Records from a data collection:

========

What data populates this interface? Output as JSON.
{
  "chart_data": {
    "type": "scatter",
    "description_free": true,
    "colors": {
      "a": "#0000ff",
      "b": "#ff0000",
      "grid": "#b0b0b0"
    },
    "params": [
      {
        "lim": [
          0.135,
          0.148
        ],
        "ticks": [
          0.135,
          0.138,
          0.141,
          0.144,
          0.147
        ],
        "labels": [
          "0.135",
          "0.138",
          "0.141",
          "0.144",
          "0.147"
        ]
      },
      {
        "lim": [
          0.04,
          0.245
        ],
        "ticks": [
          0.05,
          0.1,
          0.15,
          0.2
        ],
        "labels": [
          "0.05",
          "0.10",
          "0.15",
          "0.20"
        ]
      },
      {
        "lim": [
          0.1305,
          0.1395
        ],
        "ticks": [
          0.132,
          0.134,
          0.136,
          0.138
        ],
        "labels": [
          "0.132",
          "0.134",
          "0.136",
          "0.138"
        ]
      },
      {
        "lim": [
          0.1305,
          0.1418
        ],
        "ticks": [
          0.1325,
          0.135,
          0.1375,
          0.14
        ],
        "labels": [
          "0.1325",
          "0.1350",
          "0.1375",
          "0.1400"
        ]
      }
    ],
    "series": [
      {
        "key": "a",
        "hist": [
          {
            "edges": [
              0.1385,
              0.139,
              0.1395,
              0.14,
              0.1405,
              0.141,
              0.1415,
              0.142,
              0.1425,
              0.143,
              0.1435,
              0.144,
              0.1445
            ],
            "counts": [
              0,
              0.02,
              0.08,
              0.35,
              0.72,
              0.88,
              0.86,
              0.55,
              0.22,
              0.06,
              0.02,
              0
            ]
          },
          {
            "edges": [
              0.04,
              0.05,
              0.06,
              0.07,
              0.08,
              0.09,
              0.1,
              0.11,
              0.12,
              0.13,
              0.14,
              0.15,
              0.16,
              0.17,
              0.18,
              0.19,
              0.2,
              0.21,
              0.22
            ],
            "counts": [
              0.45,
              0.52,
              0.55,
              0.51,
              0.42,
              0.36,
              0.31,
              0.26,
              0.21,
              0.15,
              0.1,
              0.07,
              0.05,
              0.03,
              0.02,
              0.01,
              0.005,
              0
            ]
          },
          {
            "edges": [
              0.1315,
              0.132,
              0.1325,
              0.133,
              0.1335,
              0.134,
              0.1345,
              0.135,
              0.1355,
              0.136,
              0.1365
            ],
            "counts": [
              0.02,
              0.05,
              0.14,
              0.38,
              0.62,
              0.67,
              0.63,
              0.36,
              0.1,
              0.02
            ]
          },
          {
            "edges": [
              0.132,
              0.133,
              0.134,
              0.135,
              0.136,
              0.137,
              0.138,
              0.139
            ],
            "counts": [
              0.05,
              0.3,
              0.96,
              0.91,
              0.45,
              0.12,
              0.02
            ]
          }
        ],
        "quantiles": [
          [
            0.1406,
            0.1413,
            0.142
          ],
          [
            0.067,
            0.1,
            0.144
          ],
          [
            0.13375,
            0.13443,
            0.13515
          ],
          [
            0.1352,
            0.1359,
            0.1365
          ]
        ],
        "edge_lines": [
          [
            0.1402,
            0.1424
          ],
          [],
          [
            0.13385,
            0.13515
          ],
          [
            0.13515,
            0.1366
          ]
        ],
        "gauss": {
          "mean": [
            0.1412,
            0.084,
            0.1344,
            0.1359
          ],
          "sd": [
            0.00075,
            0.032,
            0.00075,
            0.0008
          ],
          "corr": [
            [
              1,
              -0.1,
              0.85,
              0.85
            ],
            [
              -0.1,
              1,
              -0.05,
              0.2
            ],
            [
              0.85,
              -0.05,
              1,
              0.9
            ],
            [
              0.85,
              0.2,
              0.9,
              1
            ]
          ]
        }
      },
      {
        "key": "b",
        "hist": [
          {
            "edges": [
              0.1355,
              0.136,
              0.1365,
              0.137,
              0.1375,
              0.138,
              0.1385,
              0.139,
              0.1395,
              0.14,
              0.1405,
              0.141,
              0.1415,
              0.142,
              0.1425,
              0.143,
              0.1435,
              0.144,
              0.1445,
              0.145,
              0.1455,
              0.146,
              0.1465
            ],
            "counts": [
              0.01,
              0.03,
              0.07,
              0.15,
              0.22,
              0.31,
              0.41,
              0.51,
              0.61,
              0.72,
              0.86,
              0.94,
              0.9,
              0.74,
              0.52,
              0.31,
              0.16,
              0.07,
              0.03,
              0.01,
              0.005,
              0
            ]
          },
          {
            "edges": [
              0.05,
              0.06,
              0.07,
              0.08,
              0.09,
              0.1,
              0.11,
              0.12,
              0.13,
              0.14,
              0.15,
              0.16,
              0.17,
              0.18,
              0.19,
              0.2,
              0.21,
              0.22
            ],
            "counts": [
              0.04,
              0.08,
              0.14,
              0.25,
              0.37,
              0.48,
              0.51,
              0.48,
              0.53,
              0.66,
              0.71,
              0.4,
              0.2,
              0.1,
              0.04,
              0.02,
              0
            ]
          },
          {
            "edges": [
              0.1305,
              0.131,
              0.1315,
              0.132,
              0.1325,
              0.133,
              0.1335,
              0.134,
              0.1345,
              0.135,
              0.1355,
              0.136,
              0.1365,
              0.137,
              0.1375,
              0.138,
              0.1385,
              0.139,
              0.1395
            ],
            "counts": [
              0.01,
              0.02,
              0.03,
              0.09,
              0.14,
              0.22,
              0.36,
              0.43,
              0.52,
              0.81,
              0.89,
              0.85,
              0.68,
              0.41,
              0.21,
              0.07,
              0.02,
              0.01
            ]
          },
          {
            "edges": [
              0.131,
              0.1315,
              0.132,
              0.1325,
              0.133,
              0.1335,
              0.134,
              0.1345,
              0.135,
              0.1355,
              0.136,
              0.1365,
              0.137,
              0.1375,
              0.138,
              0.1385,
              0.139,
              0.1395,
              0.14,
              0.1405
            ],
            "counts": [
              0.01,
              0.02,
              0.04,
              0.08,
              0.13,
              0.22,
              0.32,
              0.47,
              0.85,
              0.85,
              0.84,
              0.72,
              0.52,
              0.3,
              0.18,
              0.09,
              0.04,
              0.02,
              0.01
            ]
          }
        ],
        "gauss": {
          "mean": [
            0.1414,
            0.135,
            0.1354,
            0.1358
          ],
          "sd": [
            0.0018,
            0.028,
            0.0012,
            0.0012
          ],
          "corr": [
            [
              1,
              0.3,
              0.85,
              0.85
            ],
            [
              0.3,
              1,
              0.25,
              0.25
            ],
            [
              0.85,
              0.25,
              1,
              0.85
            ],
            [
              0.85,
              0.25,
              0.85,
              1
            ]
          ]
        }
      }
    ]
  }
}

========

#### TASK INSTRUCTIONS
Your task is to print all of the records exactly.

#### RESPONSE TO THIS EXERCISE
What data populates this interface? Output as JSON.
{
  "chart_data": {
    "type": "scatter",
    "description_free": true,
    "colors": {
      "a": "#0000ff",
      "b": "#ff0000",
      "grid": "#b0b0b0"
    },
    "params": [
      {
        "lim": [
          0.135,
          0.148
        ],
        "ticks": [
          0.135,
          0.138,
          0.141,
          0.144,
          0.147
        ],
        "labels": [
          "0.135",
          "0.138",
          "0.141",
          "0.144",
          "0.147"
        ]
      },
      {
        "lim": [
          0.04,
          0.245
        ],
        "ticks": [
          0.05,
          0.1,
          0.15,
          0.2
        ],
        "labels": [
          "0.05",
          "0.10",
          "0.15",
          "0.20"
        ]
      },
      {
        "lim": [
          0.1305,
          0.1395
        ],
        "ticks": [
          0.132,
          0.134,
          0.136,
          0.138
        ],
        "labels": [
          "0.132",
          "0.134",
          "0.136",
          "0.138"
        ]
      },
      {
        "lim": [
          0.1305,
          0.1418
        ],
        "ticks": [
          0.1325,
          0.135,
          0.1375,
          0.14
        ],
        "labels": [
          "0.1325",
          "0.1350",
          "0.1375",
          "0.1400"
        ]
      }
    ],
    "series": [
      {
        "key": "a",
        "hist": [
          {
            "edges": [
              0.1385,
              0.139,
              0.1395,
              0.14,
              0.1405,
              0.141,
              0.1415,
              0.142,
              0.1425,
              0.143,
              0.1435,
              0.144,
              0.1445
            ],
            "counts": [
              0,
              0.02,
              0.08,
              0.35,
              0.72,
              0.88,
              0.86,
              0.55,
              0.22,
              0.06,
              0.02,
              0
            ]
          },
          {
            "edges": [
              0.04,
              0.05,
              0.06,
              0.07,
              0.08,
              0.09,
              0.1,
              0.11,
              0.12,
              0.13,
              0.14,
              0.15,
              0.16,
              0.17,
              0.18,
              0.19,
              0.2,
              0.21,
              0.22
            ],
            "counts": [
              0.45,
              0.52,
              0.55,
              0.51,
              0.42,
              0.36,
              0.31,
              0.26,
              0.21,
              0.15,
              0.1,
              0.07,
              0.05,
              0.03,
              0.02,
              0.01,
              0.005,
              0
            ]
          },
          {
            "edges": [
              0.1315,
              0.132,
              0.1325,
              0.133,
              0.1335,
              0.134,
              0.1345,
              0.135,
              0.1355,
              0.136,
              0.1365
            ],
            "counts": [
              0.02,
              0.05,
              0.14,
              0.38,
              0.62,
              0.67,
              0.63,
              0.36,
              0.1,
              0.02
            ]
          },
          {
            "edges": [
              0.132,
              0.133,
              0.134,
              0.135,
              0.136,
              0.137,
              0.138,
              0.139
            ],
            "counts": [
              0.05,
              0.3,
              0.96,
              0.91,
              0.45,
              0.12,
              0.02
            ]
          }
        ],
        "quantiles": [
          [
            0.1406,
            0.1413,
            0.142
          ],
          [
            0.067,
            0.1,
            0.144
          ],
          [
            0.13375,
            0.13443,
            0.13515
          ],
          [
            0.1352,
            0.1359,
            0.1365
          ]
        ],
        "edge_lines": [
          [
            0.1402,
            0.1424
          ],
          [],
          [
            0.13385,
            0.13515
          ],
          [
            0.13515,
            0.1366
          ]
        ],
        "gauss": {
          "mean": [
            0.1412,
            0.084,
            0.1344,
            0.1359
          ],
          "sd": [
            0.00075,
            0.032,
            0.00075,
            0.0008
          ],
          "corr": [
            [
              1,
              -0.1,
              0.85,
              0.85
            ],
            [
              -0.1,
              1,
              -0.05,
              0.2
            ],
            [
              0.85,
              -0.05,
              1,
              0.9
            ],
            [
              0.85,
              0.2,
              0.9,
              1
            ]
          ]
        }
      },
      {
        "key": "b",
        "hist": [
          {
            "edges": [
              0.1355,
              0.136,
              0.1365,
              0.137,
              0.1375,
              0.138,
              0.1385,
              0.139,
              0.1395,
              0.14,
              0.1405,
              0.141,
              0.1415,
              0.142,
              0.1425,
              0.143,
              0.1435,
              0.144,
              0.1445,
              0.145,
              0.1455,
              0.146,
              0.1465
            ],
            "counts": [
              0.01,
              0.03,
              0.07,
              0.15,
              0.22,
              0.31,
              0.41,
              0.51,
              0.61,
              0.72,
              0.86,
              0.94,
              0.9,
              0.74,
              0.52,
              0.31,
              0.16,
              0.07,
              0.03,
              0.01,
              0.005,
              0
            ]
          },
          {
            "edges": [
              0.05,
              0.06,
              0.07,
              0.08,
              0.09,
              0.1,
              0.11,
              0.12,
              0.13,
              0.14,
              0.15,
              0.16,
              0.17,
              0.18,
              0.19,
              0.2,
              0.21,
              0.22
            ],
            "counts": [
              0.04,
              0.08,
              0.14,
              0.25,
              0.37,
              0.48,
              0.51,
              0.48,
              0.53,
              0.66,
              0.71,
              0.4,
              0.2,
              0.1,
              0.04,
              0.02,
              0
            ]
          },
          {
            "edges": [
              0.1305,
              0.131,
              0.1315,
              0.132,
              0.1325,
              0.133,
              0.1335,
              0.134,
              0.1345,
              0.135,
              0.1355,
              0.136,
              0.1365,
              0.137,
              0.1375,
              0.138,
              0.1385,
              0.139,
              0.1395
            ],
            "counts": [
              0.01,
              0.02,
              0.03,
              0.09,
              0.14,
              0.22,
              0.36,
              0.43,
              0.52,
              0.81,
              0.89,
              0.85,
              0.68,
              0.41,
              0.21,
              0.07,
              0.02,
              0.01
            ]
          },
          {
            "edges": [
              0.131,
              0.1315,
              0.132,
              0.1325,
              0.133,
              0.1335,
              0.134,
              0.1345,
              0.135,
              0.1355,
              0.136,
              0.1365,
              0.137,
              0.1375,
              0.138,
              0.1385,
              0.139,
              0.1395,
              0.14,
              0.1405
            ],
            "counts": [
              0.01,
              0.02,
              0.04,
              0.08,
              0.13,
              0.22,
              0.32,
              0.47,
              0.85,
              0.85,
              0.84,
              0.72,
              0.52,
              0.3,
              0.18,
              0.09,
              0.04,
              0.02,
              0.01
            ]
          }
        ],
        "gauss": {
          "mean": [
            0.1414,
            0.135,
            0.1354,
            0.1358
          ],
          "sd": [
            0.0018,
            0.028,
            0.0012,
            0.0012
          ],
          "corr": [
            [
              1,
              0.3,
              0.85,
              0.85
            ],
            [
              0.3,
              1,
              0.25,
              0.25
            ],
            [
              0.85,
              0.25,
              1,
              0.85
            ],
            [
              0.85,
              0.25,
              0.85,
              1
            ]
          ]
        }
      }
    ]
  }
}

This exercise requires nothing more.